■ **Exercise task**: Omit every picture, then give all the entries again exactly.

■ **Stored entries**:
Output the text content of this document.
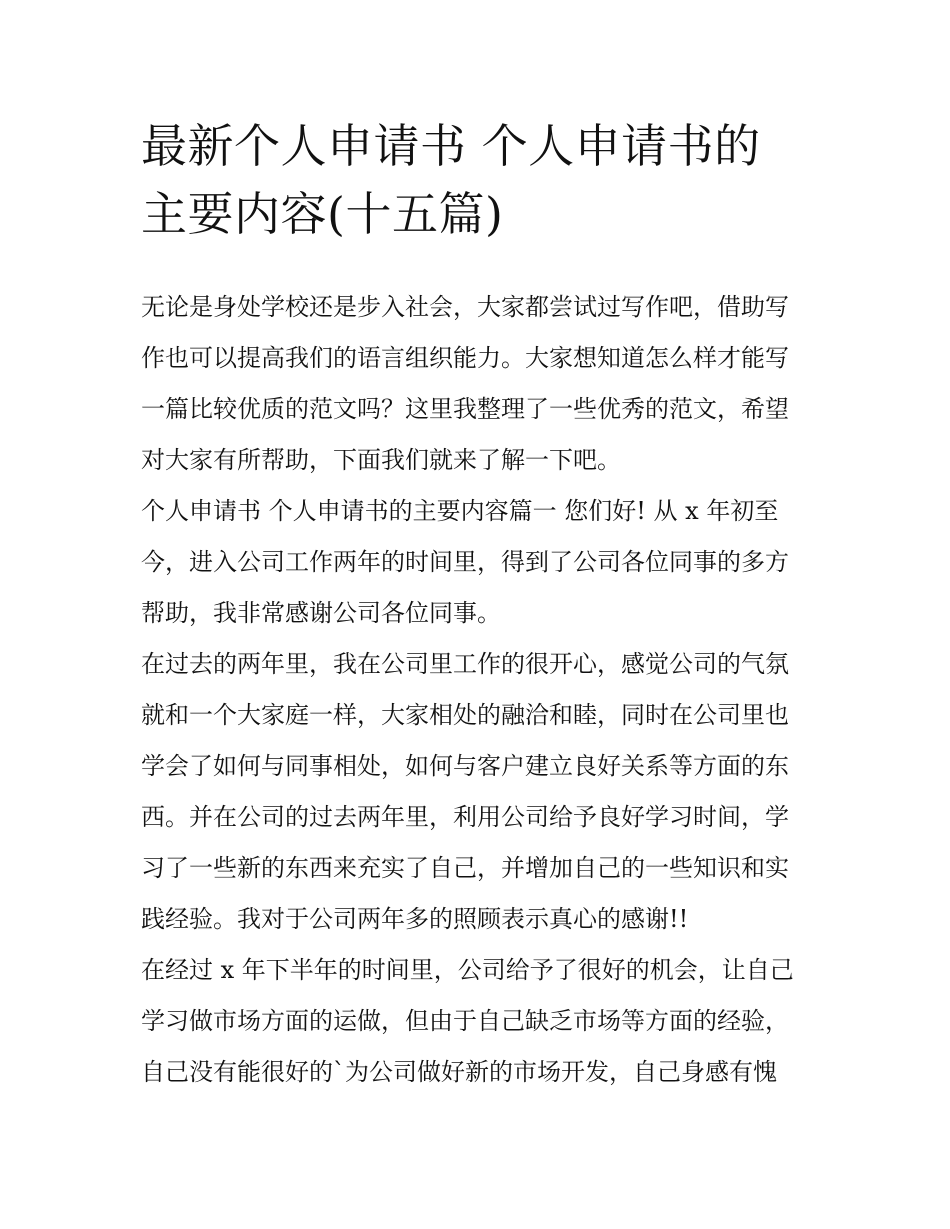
最新个人申请书 个人申请书的
主要内容(十五篇)
无论是身处学校还是步入社会，大家都尝试过写作吧，借助写
作也可以提高我们的语言组织能力。大家想知道怎么样才能写
一篇比较优质的范文吗？这里我整理了一些优秀的范文，希望
对大家有所帮助，下面我们就来了解一下吧。
个人申请书 个人申请书的主要内容篇一 您们好! 从 x 年初至
今，进入公司工作两年的时间里，得到了公司各位同事的多方
帮助，我非常感谢公司各位同事。
在过去的两年里，我在公司里工作的很开心，感觉公司的气氛
就和一个大家庭一样，大家相处的融洽和睦，同时在公司里也
学会了如何与同事相处，如何与客户建立良好关系等方面的东
西。并在公司的过去两年里，利用公司给予良好学习时间，学
习了一些新的东西来充实了自己，并增加自己的一些知识和实
践经验。我对于公司两年多的照顾表示真心的感谢!!
在经过 x 年下半年的时间里，公司给予了很好的机会，让自己
学习做市场方面的运做，但由于自己缺乏市场等方面的经验，
自己没有能很好的`为公司做好新的市场开发，自己身感有愧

■ **Solution**:
Output the text content of this document.
最新个人申请书 个人申请书的
主要内容(十五篇)
无论是身处学校还是步入社会，大家都尝试过写作吧，借助写
作也可以提高我们的语言组织能力。大家想知道怎么样才能写
一篇比较优质的范文吗？这里我整理了一些优秀的范文，希望
对大家有所帮助，下面我们就来了解一下吧。
个人申请书 个人申请书的主要内容篇一 您们好! 从 x 年初至
今，进入公司工作两年的时间里，得到了公司各位同事的多方
帮助，我非常感谢公司各位同事。
在过去的两年里，我在公司里工作的很开心，感觉公司的气氛
就和一个大家庭一样，大家相处的融洽和睦，同时在公司里也
学会了如何与同事相处，如何与客户建立良好关系等方面的东
西。并在公司的过去两年里，利用公司给予良好学习时间，学
习了一些新的东西来充实了自己，并增加自己的一些知识和实
践经验。我对于公司两年多的照顾表示真心的感谢!!
在经过 x 年下半年的时间里，公司给予了很好的机会，让自己
学习做市场方面的运做，但由于自己缺乏市场等方面的经验，
自己没有能很好的`为公司做好新的市场开发，自己身感有愧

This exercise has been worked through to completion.